## BEGIN Material for the task

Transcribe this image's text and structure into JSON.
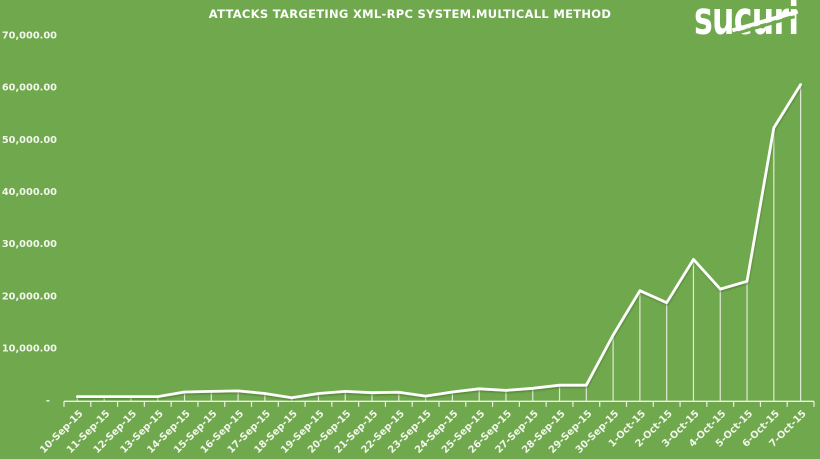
{
  "title": "ATTACKS TARGETING XML-RPC SYSTEM.MULTICALL METHOD",
  "logo": {
    "text": "sucuri",
    "brand": "Sucuri"
  },
  "colors": {
    "background": "#70A84E",
    "line": "#FDFEFB",
    "axis": "#F2F6EC",
    "label_text": "#F2F6EC",
    "title_text": "#FDFEFC"
  },
  "chart_data": {
    "type": "line",
    "title": "ATTACKS TARGETING XML-RPC SYSTEM.MULTICALL METHOD",
    "xlabel": "",
    "ylabel": "",
    "legend": "none",
    "grid": false,
    "drop_lines": true,
    "ylim": [
      0,
      70000
    ],
    "ytick_step": 10000,
    "ytick_labels": [
      "-",
      "10,000.00",
      "20,000.00",
      "30,000.00",
      "40,000.00",
      "50,000.00",
      "60,000.00",
      "70,000.00"
    ],
    "categories": [
      "10-Sep-15",
      "11-Sep-15",
      "12-Sep-15",
      "13-Sep-15",
      "14-Sep-15",
      "15-Sep-15",
      "16-Sep-15",
      "17-Sep-15",
      "18-Sep-15",
      "19-Sep-15",
      "20-Sep-15",
      "21-Sep-15",
      "22-Sep-15",
      "23-Sep-15",
      "24-Sep-15",
      "25-Sep-15",
      "26-Sep-15",
      "27-Sep-15",
      "28-Sep-15",
      "29-Sep-15",
      "30-Sep-15",
      "1-Oct-15",
      "2-Oct-15",
      "3-Oct-15",
      "4-Oct-15",
      "5-Oct-15",
      "6-Oct-15",
      "7-Oct-15"
    ],
    "series": [
      {
        "name": "Attacks targeting system.multicall",
        "values": [
          700,
          700,
          700,
          700,
          1600,
          1700,
          1800,
          1300,
          500,
          1300,
          1700,
          1450,
          1550,
          800,
          1600,
          2200,
          1900,
          2300,
          2900,
          2900,
          12500,
          21000,
          18700,
          27000,
          21300,
          22800,
          52200,
          60500
        ]
      }
    ]
  }
}
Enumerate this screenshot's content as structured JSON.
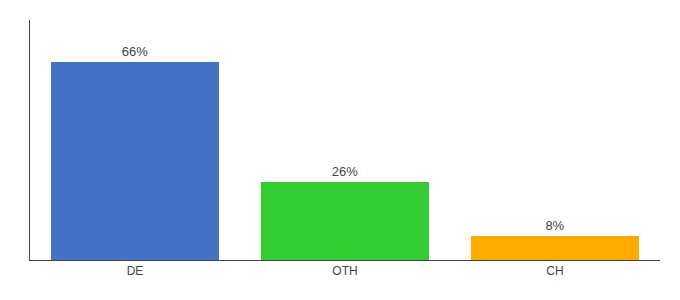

## END Material for the task

Directions for this task
Every record gets retyped exactly; no picture goes into the copy.

Exercise output
Transcribe this image's text and structure into JSON.
{
  "title": "ATTACKS TARGETING XML-RPC SYSTEM.MULTICALL METHOD",
  "logo": {
    "text": "sucuri",
    "brand": "Sucuri"
  },
  "colors": {
    "background": "#70A84E",
    "line": "#FDFEFB",
    "axis": "#F2F6EC",
    "label_text": "#F2F6EC",
    "title_text": "#FDFEFC"
  },
  "chart_data": {
    "type": "line",
    "title": "ATTACKS TARGETING XML-RPC SYSTEM.MULTICALL METHOD",
    "xlabel": "",
    "ylabel": "",
    "legend": "none",
    "grid": false,
    "drop_lines": true,
    "ylim": [
      0,
      70000
    ],
    "ytick_step": 10000,
    "ytick_labels": [
      "-",
      "10,000.00",
      "20,000.00",
      "30,000.00",
      "40,000.00",
      "50,000.00",
      "60,000.00",
      "70,000.00"
    ],
    "categories": [
      "10-Sep-15",
      "11-Sep-15",
      "12-Sep-15",
      "13-Sep-15",
      "14-Sep-15",
      "15-Sep-15",
      "16-Sep-15",
      "17-Sep-15",
      "18-Sep-15",
      "19-Sep-15",
      "20-Sep-15",
      "21-Sep-15",
      "22-Sep-15",
      "23-Sep-15",
      "24-Sep-15",
      "25-Sep-15",
      "26-Sep-15",
      "27-Sep-15",
      "28-Sep-15",
      "29-Sep-15",
      "30-Sep-15",
      "1-Oct-15",
      "2-Oct-15",
      "3-Oct-15",
      "4-Oct-15",
      "5-Oct-15",
      "6-Oct-15",
      "7-Oct-15"
    ],
    "series": [
      {
        "name": "Attacks targeting system.multicall",
        "values": [
          700,
          700,
          700,
          700,
          1600,
          1700,
          1800,
          1300,
          500,
          1300,
          1700,
          1450,
          1550,
          800,
          1600,
          2200,
          1900,
          2300,
          2900,
          2900,
          12500,
          21000,
          18700,
          27000,
          21300,
          22800,
          52200,
          60500
        ]
      }
    ]
  }
}
Enumerate this screenshot's content as structured JSON.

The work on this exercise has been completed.